Task data:
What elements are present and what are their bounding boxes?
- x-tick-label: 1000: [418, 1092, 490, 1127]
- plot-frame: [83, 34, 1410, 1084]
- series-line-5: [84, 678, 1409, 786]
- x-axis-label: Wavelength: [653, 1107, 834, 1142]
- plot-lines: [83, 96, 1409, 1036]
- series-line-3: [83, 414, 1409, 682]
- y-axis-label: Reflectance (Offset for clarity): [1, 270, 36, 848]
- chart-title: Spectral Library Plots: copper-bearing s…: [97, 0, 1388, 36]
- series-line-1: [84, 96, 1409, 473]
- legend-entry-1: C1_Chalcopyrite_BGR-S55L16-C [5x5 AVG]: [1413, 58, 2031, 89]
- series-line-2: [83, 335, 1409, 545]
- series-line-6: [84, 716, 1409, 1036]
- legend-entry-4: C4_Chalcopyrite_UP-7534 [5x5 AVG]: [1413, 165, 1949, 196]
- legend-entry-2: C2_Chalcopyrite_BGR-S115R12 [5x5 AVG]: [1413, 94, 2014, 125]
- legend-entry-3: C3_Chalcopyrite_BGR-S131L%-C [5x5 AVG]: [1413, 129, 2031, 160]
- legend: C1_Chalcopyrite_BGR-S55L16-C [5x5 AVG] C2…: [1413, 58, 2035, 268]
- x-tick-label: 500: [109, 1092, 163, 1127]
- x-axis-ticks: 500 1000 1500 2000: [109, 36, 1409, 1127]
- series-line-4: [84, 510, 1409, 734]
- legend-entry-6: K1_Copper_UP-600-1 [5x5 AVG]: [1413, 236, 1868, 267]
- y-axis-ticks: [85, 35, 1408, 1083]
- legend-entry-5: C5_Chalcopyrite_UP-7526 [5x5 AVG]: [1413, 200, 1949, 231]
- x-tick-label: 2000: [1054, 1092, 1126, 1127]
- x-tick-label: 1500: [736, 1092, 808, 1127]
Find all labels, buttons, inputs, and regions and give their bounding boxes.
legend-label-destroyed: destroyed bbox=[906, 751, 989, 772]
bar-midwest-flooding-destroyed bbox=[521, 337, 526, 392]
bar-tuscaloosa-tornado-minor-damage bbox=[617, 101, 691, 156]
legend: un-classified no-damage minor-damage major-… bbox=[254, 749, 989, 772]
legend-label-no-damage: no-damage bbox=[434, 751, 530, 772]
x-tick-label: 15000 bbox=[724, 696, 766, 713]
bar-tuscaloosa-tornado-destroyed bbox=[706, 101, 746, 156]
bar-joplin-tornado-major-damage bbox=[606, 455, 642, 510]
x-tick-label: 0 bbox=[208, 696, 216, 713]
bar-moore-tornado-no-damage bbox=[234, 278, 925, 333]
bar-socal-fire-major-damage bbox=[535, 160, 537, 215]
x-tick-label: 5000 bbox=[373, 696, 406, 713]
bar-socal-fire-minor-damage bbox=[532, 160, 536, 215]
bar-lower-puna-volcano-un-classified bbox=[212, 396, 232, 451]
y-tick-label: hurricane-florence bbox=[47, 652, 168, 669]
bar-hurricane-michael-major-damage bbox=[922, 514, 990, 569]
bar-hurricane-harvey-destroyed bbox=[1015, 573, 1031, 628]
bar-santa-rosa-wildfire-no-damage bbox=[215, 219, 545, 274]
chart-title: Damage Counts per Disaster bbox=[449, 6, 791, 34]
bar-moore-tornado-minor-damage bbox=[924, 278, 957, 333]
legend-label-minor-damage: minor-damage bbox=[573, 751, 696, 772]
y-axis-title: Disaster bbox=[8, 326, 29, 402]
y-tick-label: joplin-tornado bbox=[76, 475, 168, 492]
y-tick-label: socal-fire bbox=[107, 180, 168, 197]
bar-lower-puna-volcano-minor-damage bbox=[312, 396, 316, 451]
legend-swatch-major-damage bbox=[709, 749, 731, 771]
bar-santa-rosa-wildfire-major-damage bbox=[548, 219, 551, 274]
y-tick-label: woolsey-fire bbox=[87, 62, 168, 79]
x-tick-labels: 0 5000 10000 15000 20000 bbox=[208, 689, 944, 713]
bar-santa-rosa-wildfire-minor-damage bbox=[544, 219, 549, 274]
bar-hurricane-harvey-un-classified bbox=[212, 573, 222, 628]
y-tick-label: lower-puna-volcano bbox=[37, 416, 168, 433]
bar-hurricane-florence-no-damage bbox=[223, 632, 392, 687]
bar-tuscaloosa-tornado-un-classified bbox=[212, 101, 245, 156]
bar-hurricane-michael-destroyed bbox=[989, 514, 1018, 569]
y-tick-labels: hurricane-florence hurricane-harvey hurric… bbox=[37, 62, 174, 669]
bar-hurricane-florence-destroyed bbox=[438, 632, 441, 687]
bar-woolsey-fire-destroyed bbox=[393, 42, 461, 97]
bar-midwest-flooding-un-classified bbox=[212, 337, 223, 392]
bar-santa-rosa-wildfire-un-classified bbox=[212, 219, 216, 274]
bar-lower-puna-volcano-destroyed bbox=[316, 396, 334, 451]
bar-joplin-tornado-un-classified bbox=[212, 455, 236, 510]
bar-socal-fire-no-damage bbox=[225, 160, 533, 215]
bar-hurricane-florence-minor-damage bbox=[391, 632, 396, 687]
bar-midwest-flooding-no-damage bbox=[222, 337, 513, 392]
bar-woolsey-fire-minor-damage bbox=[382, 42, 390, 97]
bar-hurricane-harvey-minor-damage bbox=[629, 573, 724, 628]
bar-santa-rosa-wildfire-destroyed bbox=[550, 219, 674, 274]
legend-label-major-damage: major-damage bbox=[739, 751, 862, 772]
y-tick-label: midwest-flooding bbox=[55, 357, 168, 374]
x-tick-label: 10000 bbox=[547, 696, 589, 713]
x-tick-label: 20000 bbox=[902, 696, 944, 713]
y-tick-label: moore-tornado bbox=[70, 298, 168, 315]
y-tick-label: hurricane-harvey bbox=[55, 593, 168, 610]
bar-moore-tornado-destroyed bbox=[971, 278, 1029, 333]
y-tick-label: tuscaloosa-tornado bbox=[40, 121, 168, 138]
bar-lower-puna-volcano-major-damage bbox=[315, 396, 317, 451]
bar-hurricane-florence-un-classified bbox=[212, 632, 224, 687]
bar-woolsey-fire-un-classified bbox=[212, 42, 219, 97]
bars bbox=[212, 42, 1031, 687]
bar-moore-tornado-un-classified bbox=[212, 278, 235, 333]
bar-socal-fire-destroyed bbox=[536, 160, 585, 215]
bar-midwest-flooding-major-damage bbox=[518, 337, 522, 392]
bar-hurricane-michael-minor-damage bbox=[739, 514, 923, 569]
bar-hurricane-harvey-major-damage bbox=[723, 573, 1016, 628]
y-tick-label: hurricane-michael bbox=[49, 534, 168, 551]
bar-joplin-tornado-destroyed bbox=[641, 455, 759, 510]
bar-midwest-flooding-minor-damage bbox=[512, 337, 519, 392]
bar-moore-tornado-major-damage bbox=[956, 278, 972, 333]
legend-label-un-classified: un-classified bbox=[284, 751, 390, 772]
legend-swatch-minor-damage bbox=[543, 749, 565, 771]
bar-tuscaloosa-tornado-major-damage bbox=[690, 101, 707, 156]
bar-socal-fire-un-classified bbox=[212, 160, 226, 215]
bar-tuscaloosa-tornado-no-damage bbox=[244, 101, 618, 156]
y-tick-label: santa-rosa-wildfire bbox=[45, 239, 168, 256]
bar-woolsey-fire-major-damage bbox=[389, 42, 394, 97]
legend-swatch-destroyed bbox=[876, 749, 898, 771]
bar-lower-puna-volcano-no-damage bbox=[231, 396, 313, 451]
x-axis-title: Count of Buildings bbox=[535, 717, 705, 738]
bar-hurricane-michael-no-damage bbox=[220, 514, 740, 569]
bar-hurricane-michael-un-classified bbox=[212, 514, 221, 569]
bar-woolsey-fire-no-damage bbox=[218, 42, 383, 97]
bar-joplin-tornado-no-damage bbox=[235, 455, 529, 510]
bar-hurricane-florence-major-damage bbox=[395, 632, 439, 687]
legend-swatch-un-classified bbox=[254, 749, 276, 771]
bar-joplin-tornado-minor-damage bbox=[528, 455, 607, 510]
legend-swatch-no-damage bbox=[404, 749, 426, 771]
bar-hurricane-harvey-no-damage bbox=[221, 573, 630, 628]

Exercise objective: Copy out the rows word for word, starting at the first line and ending with the line containing "- series-line-4: [84, 510, 1409, 734]", both ends included.

Answer:
What elements are present and what are their bounding boxes?
- x-tick-label: 1000: [418, 1092, 490, 1127]
- plot-frame: [83, 34, 1410, 1084]
- series-line-5: [84, 678, 1409, 786]
- x-axis-label: Wavelength: [653, 1107, 834, 1142]
- plot-lines: [83, 96, 1409, 1036]
- series-line-3: [83, 414, 1409, 682]
- y-axis-label: Reflectance (Offset for clarity): [1, 270, 36, 848]
- chart-title: Spectral Library Plots: copper-bearing s…: [97, 0, 1388, 36]
- series-line-1: [84, 96, 1409, 473]
- legend-entry-1: C1_Chalcopyrite_BGR-S55L16-C [5x5 AVG]: [1413, 58, 2031, 89]
- series-line-2: [83, 335, 1409, 545]
- series-line-6: [84, 716, 1409, 1036]
- legend-entry-4: C4_Chalcopyrite_UP-7534 [5x5 AVG]: [1413, 165, 1949, 196]
- legend-entry-2: C2_Chalcopyrite_BGR-S115R12 [5x5 AVG]: [1413, 94, 2014, 125]
- legend-entry-3: C3_Chalcopyrite_BGR-S131L%-C [5x5 AVG]: [1413, 129, 2031, 160]
- legend: C1_Chalcopyrite_BGR-S55L16-C [5x5 AVG] C2…: [1413, 58, 2035, 268]
- x-tick-label: 500: [109, 1092, 163, 1127]
- x-axis-ticks: 500 1000 1500 2000: [109, 36, 1409, 1127]
- series-line-4: [84, 510, 1409, 734]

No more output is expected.